Task to carry out
Count the lines in the items below that contain the string "elements", matching case exactly, and give only that number.

Extracted entries
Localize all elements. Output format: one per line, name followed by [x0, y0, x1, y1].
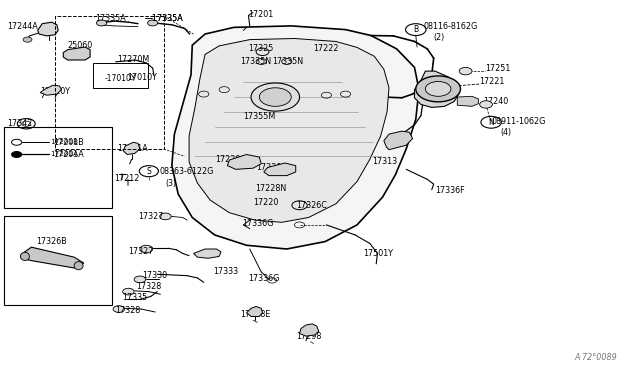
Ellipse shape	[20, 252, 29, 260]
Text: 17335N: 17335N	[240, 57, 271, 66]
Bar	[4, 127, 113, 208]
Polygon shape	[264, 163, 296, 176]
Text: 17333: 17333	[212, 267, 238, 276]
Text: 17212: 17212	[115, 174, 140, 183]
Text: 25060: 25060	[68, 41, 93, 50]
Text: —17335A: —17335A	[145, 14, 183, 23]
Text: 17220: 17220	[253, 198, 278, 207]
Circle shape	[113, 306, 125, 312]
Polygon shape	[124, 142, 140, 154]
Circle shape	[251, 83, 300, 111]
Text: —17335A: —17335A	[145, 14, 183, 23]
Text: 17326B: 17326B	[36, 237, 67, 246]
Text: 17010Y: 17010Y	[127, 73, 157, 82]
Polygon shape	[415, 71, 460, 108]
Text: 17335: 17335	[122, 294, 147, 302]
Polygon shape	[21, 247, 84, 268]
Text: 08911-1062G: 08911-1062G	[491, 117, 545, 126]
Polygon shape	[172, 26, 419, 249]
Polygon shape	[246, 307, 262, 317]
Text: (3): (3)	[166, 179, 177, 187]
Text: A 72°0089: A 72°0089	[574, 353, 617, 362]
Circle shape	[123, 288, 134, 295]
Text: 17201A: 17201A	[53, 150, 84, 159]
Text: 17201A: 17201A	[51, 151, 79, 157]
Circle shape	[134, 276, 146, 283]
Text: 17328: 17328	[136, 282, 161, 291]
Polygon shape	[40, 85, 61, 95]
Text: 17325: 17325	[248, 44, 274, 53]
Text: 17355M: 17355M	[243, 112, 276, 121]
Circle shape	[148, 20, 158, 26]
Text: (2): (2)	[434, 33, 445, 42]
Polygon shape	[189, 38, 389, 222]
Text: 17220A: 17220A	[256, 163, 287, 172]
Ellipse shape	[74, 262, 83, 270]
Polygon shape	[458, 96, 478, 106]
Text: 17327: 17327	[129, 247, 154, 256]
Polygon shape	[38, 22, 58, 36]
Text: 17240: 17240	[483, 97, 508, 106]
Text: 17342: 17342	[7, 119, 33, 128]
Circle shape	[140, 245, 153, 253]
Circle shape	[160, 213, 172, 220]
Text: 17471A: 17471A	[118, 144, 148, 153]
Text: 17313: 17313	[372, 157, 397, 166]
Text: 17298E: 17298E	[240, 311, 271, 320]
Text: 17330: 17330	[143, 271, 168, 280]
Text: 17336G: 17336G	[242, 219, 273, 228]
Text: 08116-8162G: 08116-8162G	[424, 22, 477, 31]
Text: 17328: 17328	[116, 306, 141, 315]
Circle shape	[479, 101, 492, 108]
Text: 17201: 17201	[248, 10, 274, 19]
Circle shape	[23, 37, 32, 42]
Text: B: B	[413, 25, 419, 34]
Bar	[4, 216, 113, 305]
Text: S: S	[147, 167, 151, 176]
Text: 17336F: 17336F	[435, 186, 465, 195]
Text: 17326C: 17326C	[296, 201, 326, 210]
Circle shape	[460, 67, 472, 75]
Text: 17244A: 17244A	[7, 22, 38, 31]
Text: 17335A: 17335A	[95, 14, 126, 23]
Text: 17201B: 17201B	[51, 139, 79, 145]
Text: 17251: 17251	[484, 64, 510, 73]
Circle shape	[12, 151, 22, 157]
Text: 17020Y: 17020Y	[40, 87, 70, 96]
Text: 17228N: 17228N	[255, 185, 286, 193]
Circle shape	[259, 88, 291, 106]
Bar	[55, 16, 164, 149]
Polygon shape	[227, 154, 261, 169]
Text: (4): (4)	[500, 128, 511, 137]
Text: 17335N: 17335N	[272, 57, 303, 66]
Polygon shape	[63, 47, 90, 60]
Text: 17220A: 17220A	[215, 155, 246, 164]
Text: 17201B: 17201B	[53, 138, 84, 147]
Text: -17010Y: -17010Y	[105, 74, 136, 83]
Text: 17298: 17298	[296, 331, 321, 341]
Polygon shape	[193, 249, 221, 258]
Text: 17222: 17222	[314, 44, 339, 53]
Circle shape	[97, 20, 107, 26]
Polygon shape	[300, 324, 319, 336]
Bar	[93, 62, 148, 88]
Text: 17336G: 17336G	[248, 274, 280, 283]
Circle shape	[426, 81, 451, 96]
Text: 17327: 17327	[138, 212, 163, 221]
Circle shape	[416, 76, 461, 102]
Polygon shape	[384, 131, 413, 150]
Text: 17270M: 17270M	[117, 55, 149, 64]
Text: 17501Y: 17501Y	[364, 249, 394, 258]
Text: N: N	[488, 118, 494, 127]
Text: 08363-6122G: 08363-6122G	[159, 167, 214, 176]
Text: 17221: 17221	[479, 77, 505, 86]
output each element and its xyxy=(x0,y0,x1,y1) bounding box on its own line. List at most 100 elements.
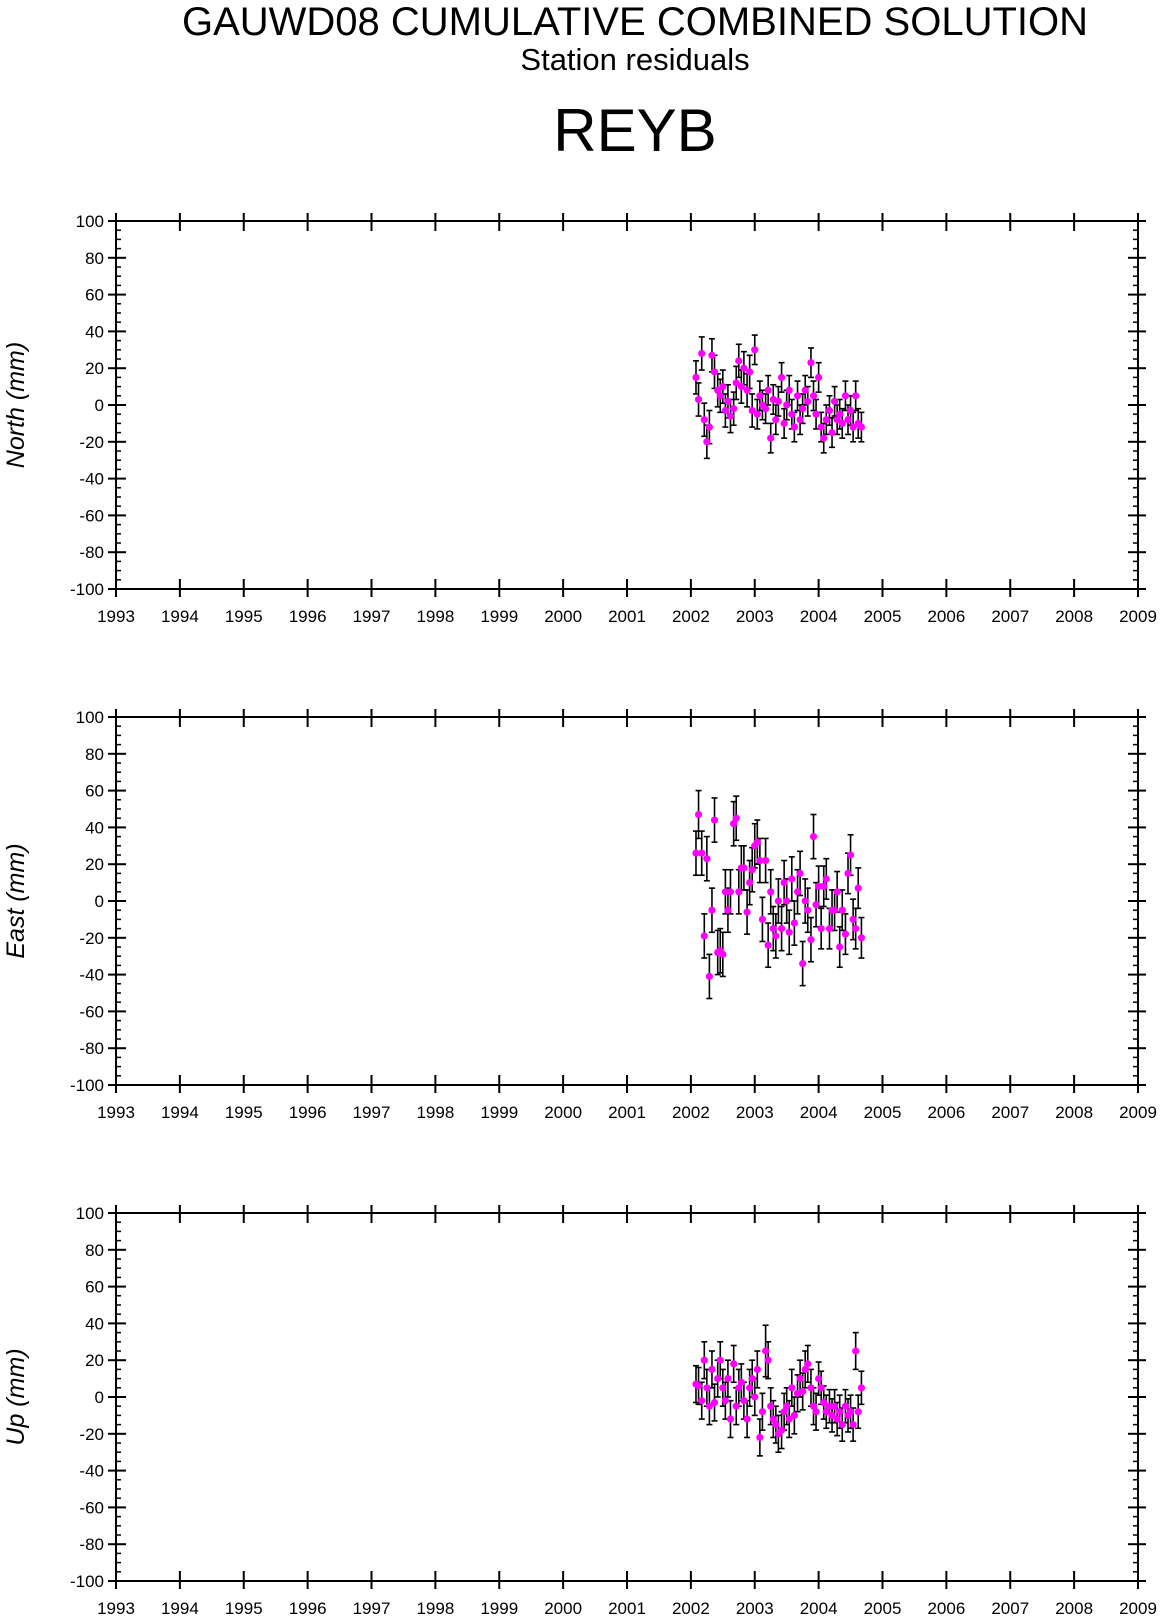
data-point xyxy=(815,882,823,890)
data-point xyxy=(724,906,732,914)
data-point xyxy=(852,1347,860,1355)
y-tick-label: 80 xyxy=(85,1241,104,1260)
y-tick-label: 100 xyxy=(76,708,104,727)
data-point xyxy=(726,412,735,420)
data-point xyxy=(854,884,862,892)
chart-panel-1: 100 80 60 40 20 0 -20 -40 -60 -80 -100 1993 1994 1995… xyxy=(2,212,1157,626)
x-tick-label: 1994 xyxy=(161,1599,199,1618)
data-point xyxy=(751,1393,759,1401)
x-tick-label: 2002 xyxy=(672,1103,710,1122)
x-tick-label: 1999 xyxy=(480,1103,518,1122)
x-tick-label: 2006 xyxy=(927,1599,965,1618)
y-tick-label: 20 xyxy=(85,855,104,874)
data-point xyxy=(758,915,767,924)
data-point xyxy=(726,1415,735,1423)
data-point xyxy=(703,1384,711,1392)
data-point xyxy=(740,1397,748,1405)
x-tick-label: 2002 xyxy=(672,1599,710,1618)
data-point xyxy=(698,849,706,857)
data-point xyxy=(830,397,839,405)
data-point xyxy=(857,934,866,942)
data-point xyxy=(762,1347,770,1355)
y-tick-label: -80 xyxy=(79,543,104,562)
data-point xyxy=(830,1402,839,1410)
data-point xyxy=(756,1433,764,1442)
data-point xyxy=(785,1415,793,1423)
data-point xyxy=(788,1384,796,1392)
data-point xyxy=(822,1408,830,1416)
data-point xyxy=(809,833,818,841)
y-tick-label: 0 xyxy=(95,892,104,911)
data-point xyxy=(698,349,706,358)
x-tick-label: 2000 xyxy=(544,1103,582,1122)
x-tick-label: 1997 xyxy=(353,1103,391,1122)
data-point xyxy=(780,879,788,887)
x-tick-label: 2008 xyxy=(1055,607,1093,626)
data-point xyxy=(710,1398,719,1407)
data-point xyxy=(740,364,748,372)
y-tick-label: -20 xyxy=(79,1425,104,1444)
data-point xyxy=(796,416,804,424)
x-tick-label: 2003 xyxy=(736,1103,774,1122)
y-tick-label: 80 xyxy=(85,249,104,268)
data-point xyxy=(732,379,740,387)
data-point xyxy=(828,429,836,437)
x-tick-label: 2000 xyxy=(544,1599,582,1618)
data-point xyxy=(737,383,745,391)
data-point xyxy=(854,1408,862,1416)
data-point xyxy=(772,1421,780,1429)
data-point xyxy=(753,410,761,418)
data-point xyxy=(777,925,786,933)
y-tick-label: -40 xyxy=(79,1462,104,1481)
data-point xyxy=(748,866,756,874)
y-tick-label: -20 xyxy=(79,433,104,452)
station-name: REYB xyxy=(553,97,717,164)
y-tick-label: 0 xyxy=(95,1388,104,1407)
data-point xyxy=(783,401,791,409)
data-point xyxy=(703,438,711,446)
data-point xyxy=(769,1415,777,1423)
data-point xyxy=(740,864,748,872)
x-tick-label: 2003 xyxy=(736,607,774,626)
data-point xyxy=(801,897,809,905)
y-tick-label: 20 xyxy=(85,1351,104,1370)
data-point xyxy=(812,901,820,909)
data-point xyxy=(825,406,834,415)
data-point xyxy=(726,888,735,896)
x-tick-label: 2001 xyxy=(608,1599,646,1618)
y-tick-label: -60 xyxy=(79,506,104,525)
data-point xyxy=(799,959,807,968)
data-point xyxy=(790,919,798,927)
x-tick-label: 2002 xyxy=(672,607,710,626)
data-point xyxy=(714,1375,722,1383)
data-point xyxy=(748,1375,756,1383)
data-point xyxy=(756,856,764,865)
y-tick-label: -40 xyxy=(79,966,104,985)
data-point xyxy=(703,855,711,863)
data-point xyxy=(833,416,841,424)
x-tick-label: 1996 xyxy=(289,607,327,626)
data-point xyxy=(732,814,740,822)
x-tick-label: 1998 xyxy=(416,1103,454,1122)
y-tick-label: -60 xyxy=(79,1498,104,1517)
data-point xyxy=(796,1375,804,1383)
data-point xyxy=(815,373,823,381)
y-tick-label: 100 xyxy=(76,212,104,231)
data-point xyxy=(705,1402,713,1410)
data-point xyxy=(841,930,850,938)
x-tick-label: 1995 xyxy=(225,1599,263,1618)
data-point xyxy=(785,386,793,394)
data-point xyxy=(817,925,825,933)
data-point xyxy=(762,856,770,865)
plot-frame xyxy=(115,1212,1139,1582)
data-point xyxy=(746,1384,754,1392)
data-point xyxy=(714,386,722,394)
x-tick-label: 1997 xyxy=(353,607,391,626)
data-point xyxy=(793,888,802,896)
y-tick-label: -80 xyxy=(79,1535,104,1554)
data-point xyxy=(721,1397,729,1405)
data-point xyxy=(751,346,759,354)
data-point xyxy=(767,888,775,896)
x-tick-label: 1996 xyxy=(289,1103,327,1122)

Problem solution
2